**RECORDS FOR THE EXERCISE:**
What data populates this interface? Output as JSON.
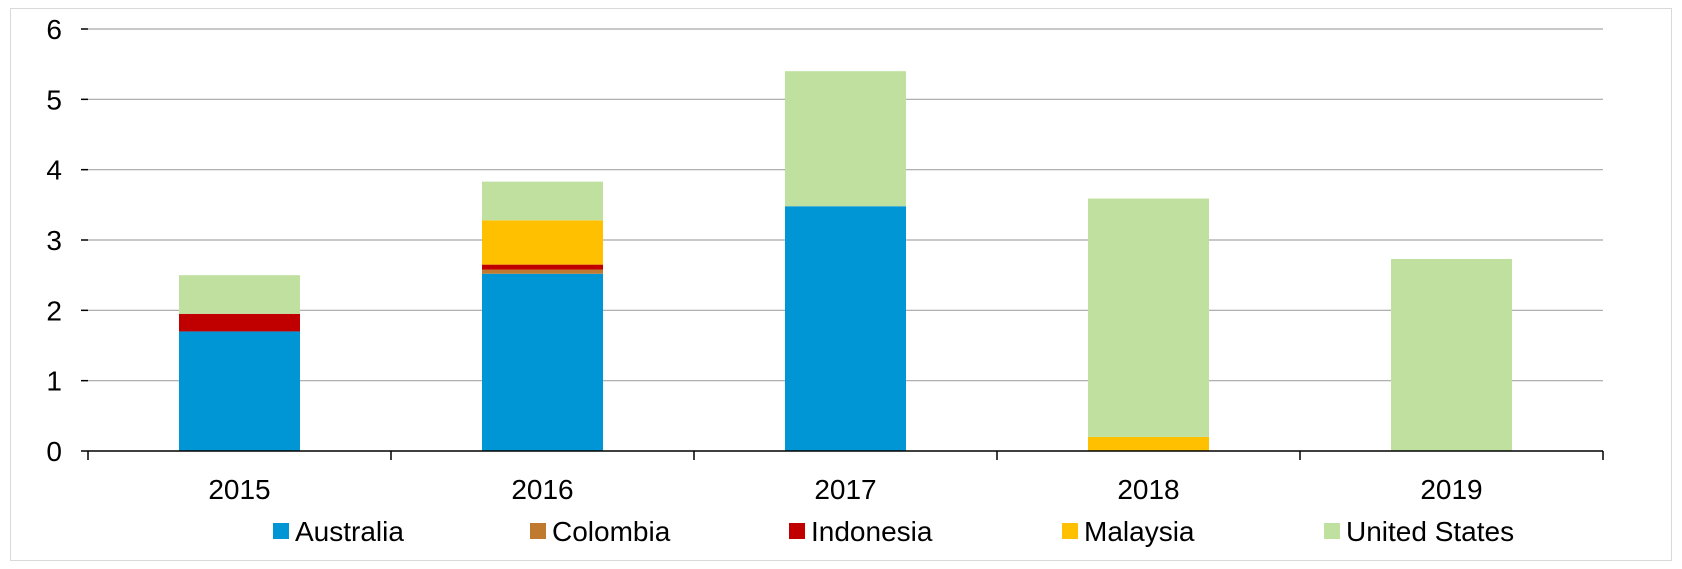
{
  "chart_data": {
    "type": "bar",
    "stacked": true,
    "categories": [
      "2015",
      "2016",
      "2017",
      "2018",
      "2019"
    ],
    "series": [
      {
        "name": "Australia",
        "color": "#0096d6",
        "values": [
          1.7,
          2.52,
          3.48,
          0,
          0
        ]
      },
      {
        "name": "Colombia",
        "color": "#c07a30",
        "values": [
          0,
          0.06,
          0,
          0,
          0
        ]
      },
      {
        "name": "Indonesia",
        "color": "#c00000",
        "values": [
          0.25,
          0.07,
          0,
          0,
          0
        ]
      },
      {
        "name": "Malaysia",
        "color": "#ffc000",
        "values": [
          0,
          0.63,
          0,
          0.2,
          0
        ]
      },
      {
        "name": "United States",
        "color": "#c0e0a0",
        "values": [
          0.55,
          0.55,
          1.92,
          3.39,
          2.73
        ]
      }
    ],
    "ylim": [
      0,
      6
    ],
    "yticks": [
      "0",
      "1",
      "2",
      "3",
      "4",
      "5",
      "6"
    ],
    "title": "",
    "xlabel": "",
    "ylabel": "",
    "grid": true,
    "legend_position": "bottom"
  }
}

**WHAT IS EXPECTED:** State how many lines in the records above contain the word "color", giving only the number.

**FINAL RESULT:** 5